STATED EXERCISE » State the number of lines that hold the string "marker", with nothing added.

ENTRIES SHOWN »
◆ ◆ ◆ ◆

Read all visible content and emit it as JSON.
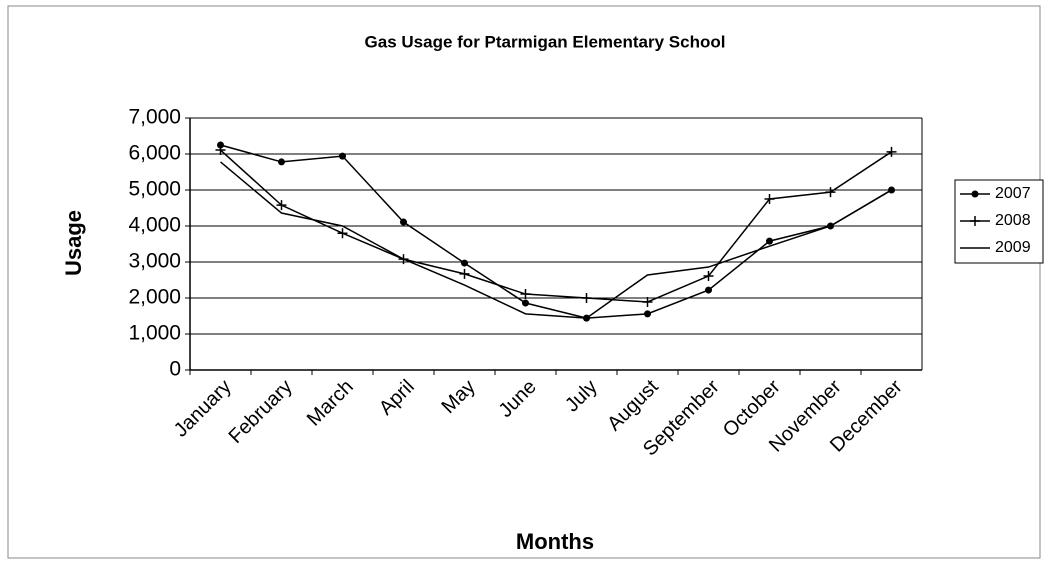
{
  "chart_data": {
    "type": "line",
    "title": "Gas Usage for Ptarmigan Elementary School",
    "x_label": "Months",
    "y_label": "Usage",
    "categories": [
      "January",
      "February",
      "March",
      "April",
      "May",
      "June",
      "July",
      "August",
      "September",
      "October",
      "November",
      "December"
    ],
    "series": [
      {
        "name": "2007",
        "color": "#000000",
        "marker": "circle",
        "values": [
          6250,
          5780,
          5940,
          4110,
          2970,
          1860,
          1440,
          1560,
          2220,
          3580,
          4000,
          5000
        ]
      },
      {
        "name": "2008",
        "color": "#000000",
        "marker": "plus",
        "values": [
          6110,
          4580,
          3800,
          3080,
          2670,
          2110,
          2000,
          1890,
          2610,
          4750,
          4940,
          6060
        ]
      },
      {
        "name": "2009",
        "color": "#000000",
        "marker": "none",
        "values": [
          5780,
          4360,
          4000,
          3080,
          2360,
          1560,
          1440,
          2640,
          2860,
          3440,
          4000,
          5000
        ]
      }
    ],
    "ylim": [
      0,
      7000
    ],
    "yticks": [
      0,
      {
        "value": 1000,
        "label": "1,000"
      },
      {
        "value": 2000,
        "label": "2,000"
      },
      {
        "value": 3000,
        "label": "3,000"
      },
      {
        "value": 4000,
        "label": "4,000"
      },
      {
        "value": 5000,
        "label": "5,000"
      },
      {
        "value": 6000,
        "label": "6,000"
      },
      {
        "value": 7000,
        "label": "7,000"
      }
    ],
    "grid": true,
    "legend": "right"
  }
}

◆ ◆ ◆ ◆

EXPECTED OUTPUT » 3